What is asked
Please return the full listing below without altering anything.

Record list
────────────────────
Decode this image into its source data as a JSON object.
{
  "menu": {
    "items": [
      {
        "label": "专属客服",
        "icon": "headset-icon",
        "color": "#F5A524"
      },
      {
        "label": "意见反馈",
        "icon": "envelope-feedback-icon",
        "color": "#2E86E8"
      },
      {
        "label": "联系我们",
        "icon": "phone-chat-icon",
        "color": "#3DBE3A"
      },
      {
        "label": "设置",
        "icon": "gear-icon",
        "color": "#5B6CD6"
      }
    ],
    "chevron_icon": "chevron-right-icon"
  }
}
────────────────────
Complete response
Decode this image into its source data as a JSON object.
{
  "menu": {
    "items": [
      {
        "label": "专属客服",
        "icon": "headset-icon",
        "color": "#F5A524"
      },
      {
        "label": "意见反馈",
        "icon": "envelope-feedback-icon",
        "color": "#2E86E8"
      },
      {
        "label": "联系我们",
        "icon": "phone-chat-icon",
        "color": "#3DBE3A"
      },
      {
        "label": "设置",
        "icon": "gear-icon",
        "color": "#5B6CD6"
      }
    ],
    "chevron_icon": "chevron-right-icon"
  }
}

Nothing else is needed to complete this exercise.